[Saved data entries]

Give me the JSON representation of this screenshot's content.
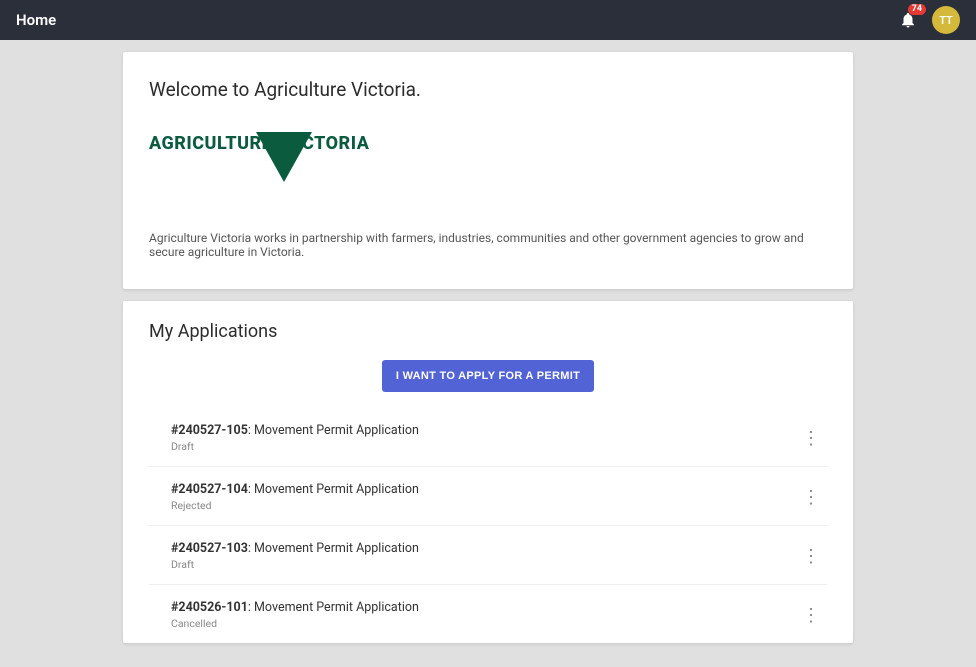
{
  "topbar": {
    "title": "Home",
    "notif_count": "74",
    "avatar_initials": "TT"
  },
  "welcome": {
    "heading": "Welcome to Agriculture Victoria.",
    "logo_a": "AGRICULTURE",
    "logo_b": "ICTORIA",
    "body": "Agriculture Victoria works in partnership with farmers, industries, communities and other government agencies to grow and secure agriculture in Victoria."
  },
  "apps": {
    "heading": "My Applications",
    "apply_label": "I WANT TO APPLY FOR A PERMIT",
    "sep": ": ",
    "rows": [
      {
        "id": "#240527-105",
        "title": "Movement Permit Application",
        "status": "Draft"
      },
      {
        "id": "#240527-104",
        "title": "Movement Permit Application",
        "status": "Rejected"
      },
      {
        "id": "#240527-103",
        "title": "Movement Permit Application",
        "status": "Draft"
      },
      {
        "id": "#240526-101",
        "title": "Movement Permit Application",
        "status": "Cancelled"
      }
    ]
  }
}
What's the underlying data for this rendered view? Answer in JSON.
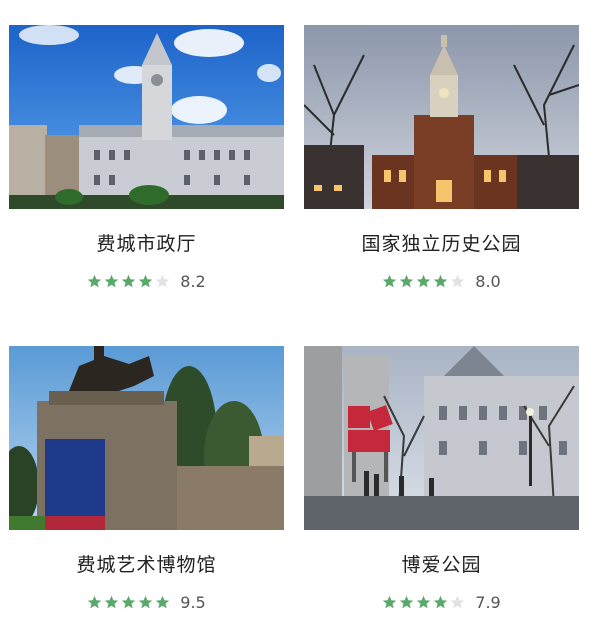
{
  "colors": {
    "star_filled": "#5aa96b",
    "star_empty": "#e2e2e2",
    "title_text": "#222222",
    "score_text": "#555555"
  },
  "attractions": [
    {
      "name": "费城市政厅",
      "score": "8.2",
      "stars": 4,
      "image_subject": "city-hall-photo"
    },
    {
      "name": "国家独立历史公园",
      "score": "8.0",
      "stars": 4,
      "image_subject": "independence-hall-photo"
    },
    {
      "name": "费城艺术博物馆",
      "score": "9.5",
      "stars": 5,
      "image_subject": "museum-sign-statue-photo"
    },
    {
      "name": "博爱公园",
      "score": "7.9",
      "stars": 4,
      "image_subject": "love-park-photo"
    }
  ]
}
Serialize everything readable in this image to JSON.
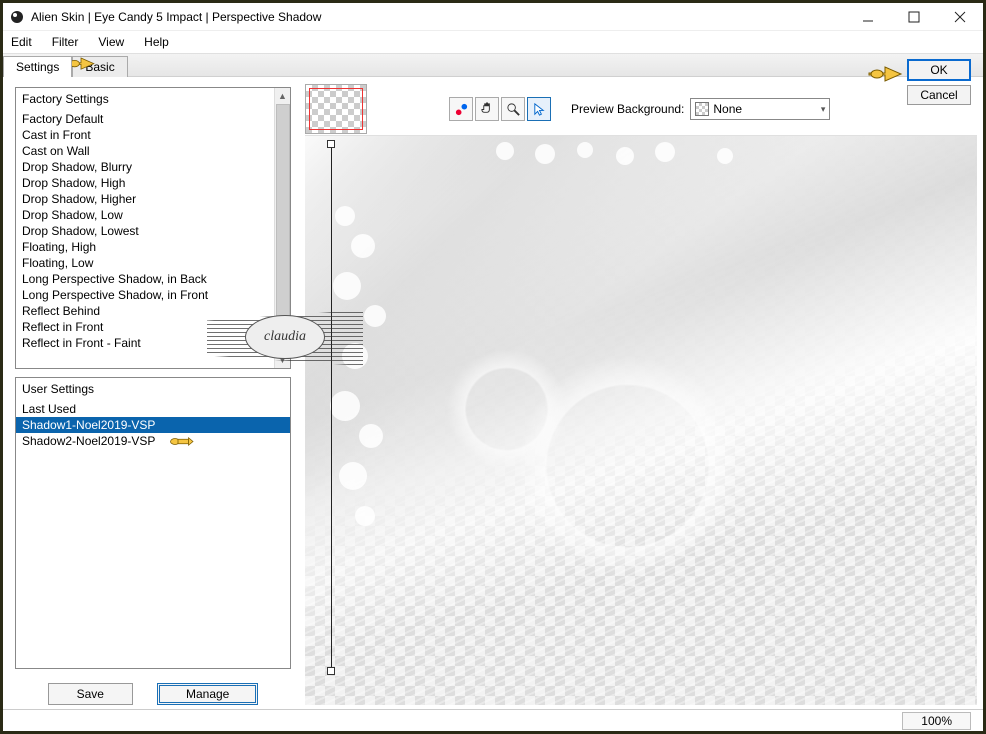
{
  "window": {
    "title": "Alien Skin | Eye Candy 5 Impact | Perspective Shadow"
  },
  "menu": {
    "items": [
      "Edit",
      "Filter",
      "View",
      "Help"
    ]
  },
  "tabs": {
    "settings": "Settings",
    "basic": "Basic"
  },
  "actions": {
    "ok": "OK",
    "cancel": "Cancel"
  },
  "factory": {
    "header": "Factory Settings",
    "items": [
      "Factory Default",
      "Cast in Front",
      "Cast on Wall",
      "Drop Shadow, Blurry",
      "Drop Shadow, High",
      "Drop Shadow, Higher",
      "Drop Shadow, Low",
      "Drop Shadow, Lowest",
      "Floating, High",
      "Floating, Low",
      "Long Perspective Shadow, in Back",
      "Long Perspective Shadow, in Front",
      "Reflect Behind",
      "Reflect in Front",
      "Reflect in Front - Faint"
    ]
  },
  "user": {
    "header": "User Settings",
    "items": [
      "Last Used",
      "Shadow1-Noel2019-VSP",
      "Shadow2-Noel2019-VSP"
    ],
    "selected_index": 1
  },
  "buttons": {
    "save": "Save",
    "manage": "Manage"
  },
  "preview": {
    "bg_label": "Preview Background:",
    "bg_value": "None"
  },
  "status": {
    "zoom": "100%"
  },
  "watermark": {
    "text": "claudia"
  }
}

- [Set problem]
Write out all the records again, exactly, minus any pictures.

- [Output for this exercise]
Give me the JSON representation of this screenshot's content.
{
  "topbar": {
    "title": "Home",
    "notif_count": "74",
    "avatar_initials": "TT"
  },
  "welcome": {
    "heading": "Welcome to Agriculture Victoria.",
    "logo_a": "AGRICULTURE",
    "logo_b": "ICTORIA",
    "body": "Agriculture Victoria works in partnership with farmers, industries, communities and other government agencies to grow and secure agriculture in Victoria."
  },
  "apps": {
    "heading": "My Applications",
    "apply_label": "I WANT TO APPLY FOR A PERMIT",
    "sep": ": ",
    "rows": [
      {
        "id": "#240527-105",
        "title": "Movement Permit Application",
        "status": "Draft"
      },
      {
        "id": "#240527-104",
        "title": "Movement Permit Application",
        "status": "Rejected"
      },
      {
        "id": "#240527-103",
        "title": "Movement Permit Application",
        "status": "Draft"
      },
      {
        "id": "#240526-101",
        "title": "Movement Permit Application",
        "status": "Cancelled"
      }
    ]
  }
}
What's the underlying data for this rendered view? Answer in JSON.
{
  "colors": {
    "star_filled": "#5aa96b",
    "star_empty": "#e2e2e2",
    "title_text": "#222222",
    "score_text": "#555555"
  },
  "attractions": [
    {
      "name": "费城市政厅",
      "score": "8.2",
      "stars": 4,
      "image_subject": "city-hall-photo"
    },
    {
      "name": "国家独立历史公园",
      "score": "8.0",
      "stars": 4,
      "image_subject": "independence-hall-photo"
    },
    {
      "name": "费城艺术博物馆",
      "score": "9.5",
      "stars": 5,
      "image_subject": "museum-sign-statue-photo"
    },
    {
      "name": "博爱公园",
      "score": "7.9",
      "stars": 4,
      "image_subject": "love-park-photo"
    }
  ]
}
Serialize everything readable in this image to JSON.
{
  "window": {
    "title": "Alien Skin | Eye Candy 5 Impact | Perspective Shadow"
  },
  "menu": {
    "items": [
      "Edit",
      "Filter",
      "View",
      "Help"
    ]
  },
  "tabs": {
    "settings": "Settings",
    "basic": "Basic"
  },
  "actions": {
    "ok": "OK",
    "cancel": "Cancel"
  },
  "factory": {
    "header": "Factory Settings",
    "items": [
      "Factory Default",
      "Cast in Front",
      "Cast on Wall",
      "Drop Shadow, Blurry",
      "Drop Shadow, High",
      "Drop Shadow, Higher",
      "Drop Shadow, Low",
      "Drop Shadow, Lowest",
      "Floating, High",
      "Floating, Low",
      "Long Perspective Shadow, in Back",
      "Long Perspective Shadow, in Front",
      "Reflect Behind",
      "Reflect in Front",
      "Reflect in Front - Faint"
    ]
  },
  "user": {
    "header": "User Settings",
    "items": [
      "Last Used",
      "Shadow1-Noel2019-VSP",
      "Shadow2-Noel2019-VSP"
    ],
    "selected_index": 1
  },
  "buttons": {
    "save": "Save",
    "manage": "Manage"
  },
  "preview": {
    "bg_label": "Preview Background:",
    "bg_value": "None"
  },
  "status": {
    "zoom": "100%"
  },
  "watermark": {
    "text": "claudia"
  }
}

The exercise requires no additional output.